*** DATASET RECORDS ***
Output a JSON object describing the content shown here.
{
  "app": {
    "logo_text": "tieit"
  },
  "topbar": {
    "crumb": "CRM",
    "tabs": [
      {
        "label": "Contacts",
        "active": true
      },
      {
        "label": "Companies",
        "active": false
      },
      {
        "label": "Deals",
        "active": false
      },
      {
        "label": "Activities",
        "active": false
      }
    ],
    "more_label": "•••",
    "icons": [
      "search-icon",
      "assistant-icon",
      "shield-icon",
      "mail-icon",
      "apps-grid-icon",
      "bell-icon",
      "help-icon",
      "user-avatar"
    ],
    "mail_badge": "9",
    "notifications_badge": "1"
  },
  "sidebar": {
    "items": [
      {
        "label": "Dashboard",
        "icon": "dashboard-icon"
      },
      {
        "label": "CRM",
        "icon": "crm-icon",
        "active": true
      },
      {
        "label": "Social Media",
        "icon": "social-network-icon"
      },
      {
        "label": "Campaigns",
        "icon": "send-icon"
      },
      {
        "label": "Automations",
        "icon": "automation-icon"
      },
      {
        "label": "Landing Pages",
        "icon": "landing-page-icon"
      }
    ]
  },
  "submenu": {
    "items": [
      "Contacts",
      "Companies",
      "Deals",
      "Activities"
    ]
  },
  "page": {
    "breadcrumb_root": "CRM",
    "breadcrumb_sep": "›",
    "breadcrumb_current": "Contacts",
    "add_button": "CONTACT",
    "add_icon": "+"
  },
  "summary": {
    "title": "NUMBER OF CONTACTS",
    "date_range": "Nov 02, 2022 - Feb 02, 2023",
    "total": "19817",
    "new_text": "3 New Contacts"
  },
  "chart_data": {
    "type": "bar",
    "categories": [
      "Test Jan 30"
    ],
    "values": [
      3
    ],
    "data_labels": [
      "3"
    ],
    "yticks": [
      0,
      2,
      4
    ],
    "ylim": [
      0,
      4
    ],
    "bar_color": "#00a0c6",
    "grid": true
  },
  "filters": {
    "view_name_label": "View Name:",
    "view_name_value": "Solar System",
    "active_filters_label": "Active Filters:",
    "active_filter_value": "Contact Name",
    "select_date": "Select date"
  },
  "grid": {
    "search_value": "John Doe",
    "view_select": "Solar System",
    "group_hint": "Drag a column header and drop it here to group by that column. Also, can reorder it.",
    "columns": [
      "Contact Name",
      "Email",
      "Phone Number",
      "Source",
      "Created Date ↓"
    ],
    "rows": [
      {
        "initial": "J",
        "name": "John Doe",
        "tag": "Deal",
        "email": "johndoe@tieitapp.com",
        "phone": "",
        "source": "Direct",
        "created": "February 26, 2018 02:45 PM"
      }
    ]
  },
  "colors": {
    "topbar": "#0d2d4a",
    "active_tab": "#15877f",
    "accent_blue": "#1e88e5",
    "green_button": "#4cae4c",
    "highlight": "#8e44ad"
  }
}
***
* SET EXERCISE *
Can you restate every record above word for word?

* EXERCISE RESPONSE *
Output a JSON object describing the content shown here.
{
  "app": {
    "logo_text": "tieit"
  },
  "topbar": {
    "crumb": "CRM",
    "tabs": [
      {
        "label": "Contacts",
        "active": true
      },
      {
        "label": "Companies",
        "active": false
      },
      {
        "label": "Deals",
        "active": false
      },
      {
        "label": "Activities",
        "active": false
      }
    ],
    "more_label": "•••",
    "icons": [
      "search-icon",
      "assistant-icon",
      "shield-icon",
      "mail-icon",
      "apps-grid-icon",
      "bell-icon",
      "help-icon",
      "user-avatar"
    ],
    "mail_badge": "9",
    "notifications_badge": "1"
  },
  "sidebar": {
    "items": [
      {
        "label": "Dashboard",
        "icon": "dashboard-icon"
      },
      {
        "label": "CRM",
        "icon": "crm-icon",
        "active": true
      },
      {
        "label": "Social Media",
        "icon": "social-network-icon"
      },
      {
        "label": "Campaigns",
        "icon": "send-icon"
      },
      {
        "label": "Automations",
        "icon": "automation-icon"
      },
      {
        "label": "Landing Pages",
        "icon": "landing-page-icon"
      }
    ]
  },
  "submenu": {
    "items": [
      "Contacts",
      "Companies",
      "Deals",
      "Activities"
    ]
  },
  "page": {
    "breadcrumb_root": "CRM",
    "breadcrumb_sep": "›",
    "breadcrumb_current": "Contacts",
    "add_button": "CONTACT",
    "add_icon": "+"
  },
  "summary": {
    "title": "NUMBER OF CONTACTS",
    "date_range": "Nov 02, 2022 - Feb 02, 2023",
    "total": "19817",
    "new_text": "3 New Contacts"
  },
  "chart_data": {
    "type": "bar",
    "categories": [
      "Test Jan 30"
    ],
    "values": [
      3
    ],
    "data_labels": [
      "3"
    ],
    "yticks": [
      0,
      2,
      4
    ],
    "ylim": [
      0,
      4
    ],
    "bar_color": "#00a0c6",
    "grid": true
  },
  "filters": {
    "view_name_label": "View Name:",
    "view_name_value": "Solar System",
    "active_filters_label": "Active Filters:",
    "active_filter_value": "Contact Name",
    "select_date": "Select date"
  },
  "grid": {
    "search_value": "John Doe",
    "view_select": "Solar System",
    "group_hint": "Drag a column header and drop it here to group by that column. Also, can reorder it.",
    "columns": [
      "Contact Name",
      "Email",
      "Phone Number",
      "Source",
      "Created Date ↓"
    ],
    "rows": [
      {
        "initial": "J",
        "name": "John Doe",
        "tag": "Deal",
        "email": "johndoe@tieitapp.com",
        "phone": "",
        "source": "Direct",
        "created": "February 26, 2018 02:45 PM"
      }
    ]
  },
  "colors": {
    "topbar": "#0d2d4a",
    "active_tab": "#15877f",
    "accent_blue": "#1e88e5",
    "green_button": "#4cae4c",
    "highlight": "#8e44ad"
  }
}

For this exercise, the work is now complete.